BEGIN Material supplied

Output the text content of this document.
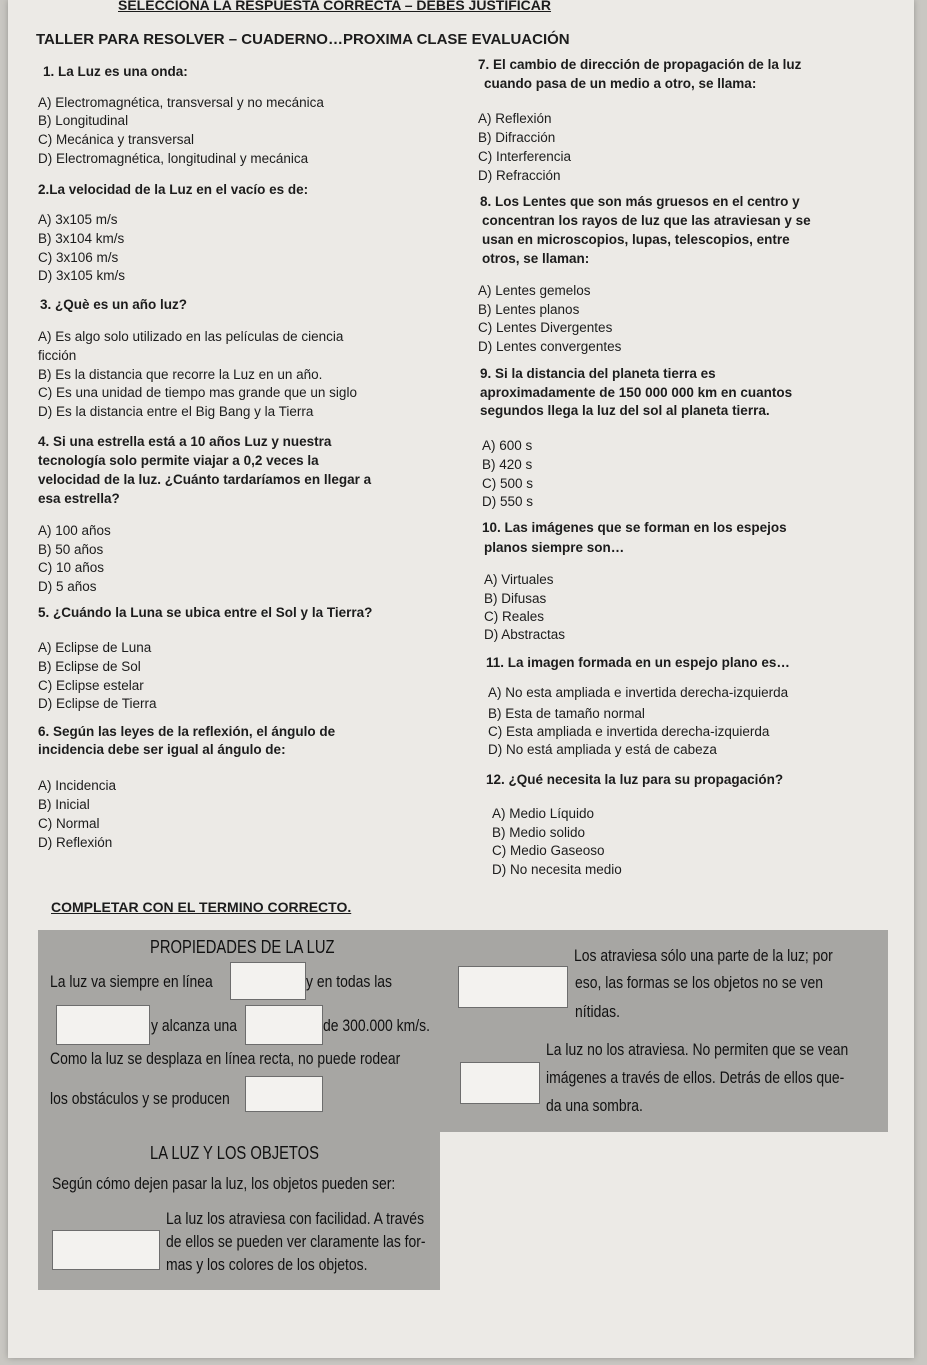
SELECCIONA LA RESPUESTA CORRECTA – DEBES JUSTIFICAR
TALLER PARA RESOLVER – CUADERNO…PROXIMA CLASE EVALUACIÓN
1. La Luz es una onda:
A) Electromagnética, transversal y no mecánica
B) Longitudinal
C) Mecánica y transversal
D) Electromagnética, longitudinal y mecánica
2.La velocidad de la Luz en el vacío es de:
A) 3x105 m/s
B) 3x104 km/s
C) 3x106 m/s
D) 3x105 km/s
3. ¿Què es un año luz?
A) Es algo solo utilizado en las películas de ciencia
ficción
B) Es la distancia que recorre la Luz en un año.
C) Es una unidad de tiempo mas grande que un siglo
D) Es la distancia entre el Big Bang y la Tierra
4. Si una estrella está a 10 años Luz y nuestra
tecnología solo permite viajar a 0,2 veces la
velocidad de la luz. ¿Cuánto tardaríamos en llegar a
esa estrella?
A) 100 años
B) 50 años
C) 10 años
D) 5 años
5. ¿Cuándo la Luna se ubica entre el Sol y la Tierra?
A) Eclipse de Luna
B) Eclipse de Sol
C) Eclipse estelar
D) Eclipse de Tierra
6. Según las leyes de la reflexión, el ángulo de
incidencia debe ser igual al ángulo de:
A) Incidencia
B) Inicial
C) Normal
D) Reflexión
7. El cambio de dirección de propagación de la luz
cuando pasa de un medio a otro, se llama:
A) Reflexión
B) Difracción
C) Interferencia
D) Refracción
8. Los Lentes que son más gruesos en el centro y
concentran los rayos de luz que las atraviesan y se
usan en microscopios, lupas, telescopios, entre
otros, se llaman:
A) Lentes gemelos
B) Lentes planos
C) Lentes Divergentes
D) Lentes convergentes
9. Si la distancia del planeta tierra es
aproximadamente de 150 000 000 km en cuantos
segundos llega la luz del sol al planeta tierra.
A) 600 s
B) 420 s
C) 500 s
D) 550 s
10. Las imágenes que se forman en los espejos
planos siempre son…
A) Virtuales
B) Difusas
C) Reales
D) Abstractas
11. La imagen formada en un espejo plano es…
A) No esta ampliada e invertida derecha-izquierda
B) Esta de tamaño normal
C) Esta ampliada e invertida derecha-izquierda
D) No está ampliada y está de cabeza
12. ¿Qué necesita la luz para su propagación?
A) Medio Líquido
B) Medio solido
C) Medio Gaseoso
D) No necesita medio
COMPLETAR CON EL TERMINO CORRECTO.
PROPIEDADES DE LA LUZ
La luz va siempre en línea	y en todas las
y alcanza una	de 300.000 km/s.
Como la luz se desplaza en línea recta, no puede rodear
los obstáculos y se producen
Los atraviesa sólo una parte de la luz; por
eso, las formas se los objetos no se ven
nítidas.
La luz no los atraviesa. No permiten que se vean
imágenes a través de ellos. Detrás de ellos que-
da una sombra.
LA LUZ Y LOS OBJETOS
Según cómo dejen pasar la luz, los objetos pueden ser:
La luz los atraviesa con facilidad. A través
de ellos se pueden ver claramente las for-
mas y los colores de los objetos.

END Material supplied

Your objective → Indicate the number of lines in the data above that contain the string "velocidad", without any additional text.

Solved problem → 2